>>

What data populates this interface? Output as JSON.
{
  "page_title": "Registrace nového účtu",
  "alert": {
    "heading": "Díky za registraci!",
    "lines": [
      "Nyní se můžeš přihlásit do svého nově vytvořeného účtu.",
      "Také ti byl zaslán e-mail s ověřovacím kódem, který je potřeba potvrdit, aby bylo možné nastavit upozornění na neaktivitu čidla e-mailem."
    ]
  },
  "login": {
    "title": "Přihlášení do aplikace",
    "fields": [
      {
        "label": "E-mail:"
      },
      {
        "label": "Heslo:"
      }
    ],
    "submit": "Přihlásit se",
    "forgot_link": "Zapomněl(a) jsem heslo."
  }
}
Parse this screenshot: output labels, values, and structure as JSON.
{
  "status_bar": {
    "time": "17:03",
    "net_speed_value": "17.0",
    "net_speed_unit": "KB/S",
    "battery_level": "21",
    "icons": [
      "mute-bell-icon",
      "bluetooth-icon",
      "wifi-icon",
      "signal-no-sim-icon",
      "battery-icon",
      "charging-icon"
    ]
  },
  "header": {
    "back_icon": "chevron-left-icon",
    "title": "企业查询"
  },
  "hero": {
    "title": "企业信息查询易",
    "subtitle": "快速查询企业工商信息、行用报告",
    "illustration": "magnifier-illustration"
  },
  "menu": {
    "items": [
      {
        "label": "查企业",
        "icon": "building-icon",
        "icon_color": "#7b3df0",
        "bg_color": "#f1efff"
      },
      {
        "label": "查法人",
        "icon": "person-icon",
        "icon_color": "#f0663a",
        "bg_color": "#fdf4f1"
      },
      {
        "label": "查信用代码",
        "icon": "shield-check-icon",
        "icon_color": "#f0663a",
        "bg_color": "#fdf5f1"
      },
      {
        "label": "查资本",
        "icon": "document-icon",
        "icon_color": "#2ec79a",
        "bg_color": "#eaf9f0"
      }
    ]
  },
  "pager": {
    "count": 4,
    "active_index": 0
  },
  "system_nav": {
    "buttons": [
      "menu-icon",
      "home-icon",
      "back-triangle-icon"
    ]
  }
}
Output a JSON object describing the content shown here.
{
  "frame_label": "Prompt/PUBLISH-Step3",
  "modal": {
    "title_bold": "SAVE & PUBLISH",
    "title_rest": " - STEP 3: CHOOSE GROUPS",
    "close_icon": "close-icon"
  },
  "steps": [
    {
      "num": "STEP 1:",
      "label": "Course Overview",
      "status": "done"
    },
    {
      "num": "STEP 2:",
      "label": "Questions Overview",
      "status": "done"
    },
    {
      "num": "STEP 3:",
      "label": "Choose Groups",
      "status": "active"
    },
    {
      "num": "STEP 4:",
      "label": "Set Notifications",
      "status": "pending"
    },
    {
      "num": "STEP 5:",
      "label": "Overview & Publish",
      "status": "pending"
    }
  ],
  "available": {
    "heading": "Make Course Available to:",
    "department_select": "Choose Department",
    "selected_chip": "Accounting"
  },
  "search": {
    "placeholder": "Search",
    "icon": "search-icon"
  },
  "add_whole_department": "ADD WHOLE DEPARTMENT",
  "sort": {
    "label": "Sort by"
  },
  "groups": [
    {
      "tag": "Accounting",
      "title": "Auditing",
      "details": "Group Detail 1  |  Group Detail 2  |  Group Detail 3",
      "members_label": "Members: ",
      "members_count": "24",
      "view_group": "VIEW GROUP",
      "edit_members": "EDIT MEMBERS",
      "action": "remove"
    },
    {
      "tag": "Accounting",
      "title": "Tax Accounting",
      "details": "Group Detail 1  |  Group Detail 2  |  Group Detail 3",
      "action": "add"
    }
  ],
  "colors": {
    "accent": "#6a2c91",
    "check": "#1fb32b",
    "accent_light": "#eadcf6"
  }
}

<<

Please set down all the data word for word.

- **Task output**:
What data populates this interface? Output as JSON.
{
  "page_title": "Registrace nového účtu",
  "alert": {
    "heading": "Díky za registraci!",
    "lines": [
      "Nyní se můžeš přihlásit do svého nově vytvořeného účtu.",
      "Také ti byl zaslán e-mail s ověřovacím kódem, který je potřeba potvrdit, aby bylo možné nastavit upozornění na neaktivitu čidla e-mailem."
    ]
  },
  "login": {
    "title": "Přihlášení do aplikace",
    "fields": [
      {
        "label": "E-mail:"
      },
      {
        "label": "Heslo:"
      }
    ],
    "submit": "Přihlásit se",
    "forgot_link": "Zapomněl(a) jsem heslo."
  }
}
Parse this screenshot: output labels, values, and structure as JSON.
{
  "status_bar": {
    "time": "17:03",
    "net_speed_value": "17.0",
    "net_speed_unit": "KB/S",
    "battery_level": "21",
    "icons": [
      "mute-bell-icon",
      "bluetooth-icon",
      "wifi-icon",
      "signal-no-sim-icon",
      "battery-icon",
      "charging-icon"
    ]
  },
  "header": {
    "back_icon": "chevron-left-icon",
    "title": "企业查询"
  },
  "hero": {
    "title": "企业信息查询易",
    "subtitle": "快速查询企业工商信息、行用报告",
    "illustration": "magnifier-illustration"
  },
  "menu": {
    "items": [
      {
        "label": "查企业",
        "icon": "building-icon",
        "icon_color": "#7b3df0",
        "bg_color": "#f1efff"
      },
      {
        "label": "查法人",
        "icon": "person-icon",
        "icon_color": "#f0663a",
        "bg_color": "#fdf4f1"
      },
      {
        "label": "查信用代码",
        "icon": "shield-check-icon",
        "icon_color": "#f0663a",
        "bg_color": "#fdf5f1"
      },
      {
        "label": "查资本",
        "icon": "document-icon",
        "icon_color": "#2ec79a",
        "bg_color": "#eaf9f0"
      }
    ]
  },
  "pager": {
    "count": 4,
    "active_index": 0
  },
  "system_nav": {
    "buttons": [
      "menu-icon",
      "home-icon",
      "back-triangle-icon"
    ]
  }
}
Output a JSON object describing the content shown here.
{
  "frame_label": "Prompt/PUBLISH-Step3",
  "modal": {
    "title_bold": "SAVE & PUBLISH",
    "title_rest": " - STEP 3: CHOOSE GROUPS",
    "close_icon": "close-icon"
  },
  "steps": [
    {
      "num": "STEP 1:",
      "label": "Course Overview",
      "status": "done"
    },
    {
      "num": "STEP 2:",
      "label": "Questions Overview",
      "status": "done"
    },
    {
      "num": "STEP 3:",
      "label": "Choose Groups",
      "status": "active"
    },
    {
      "num": "STEP 4:",
      "label": "Set Notifications",
      "status": "pending"
    },
    {
      "num": "STEP 5:",
      "label": "Overview & Publish",
      "status": "pending"
    }
  ],
  "available": {
    "heading": "Make Course Available to:",
    "department_select": "Choose Department",
    "selected_chip": "Accounting"
  },
  "search": {
    "placeholder": "Search",
    "icon": "search-icon"
  },
  "add_whole_department": "ADD WHOLE DEPARTMENT",
  "sort": {
    "label": "Sort by"
  },
  "groups": [
    {
      "tag": "Accounting",
      "title": "Auditing",
      "details": "Group Detail 1  |  Group Detail 2  |  Group Detail 3",
      "members_label": "Members: ",
      "members_count": "24",
      "view_group": "VIEW GROUP",
      "edit_members": "EDIT MEMBERS",
      "action": "remove"
    },
    {
      "tag": "Accounting",
      "title": "Tax Accounting",
      "details": "Group Detail 1  |  Group Detail 2  |  Group Detail 3",
      "action": "add"
    }
  ],
  "colors": {
    "accent": "#6a2c91",
    "check": "#1fb32b",
    "accent_light": "#eadcf6"
  }
}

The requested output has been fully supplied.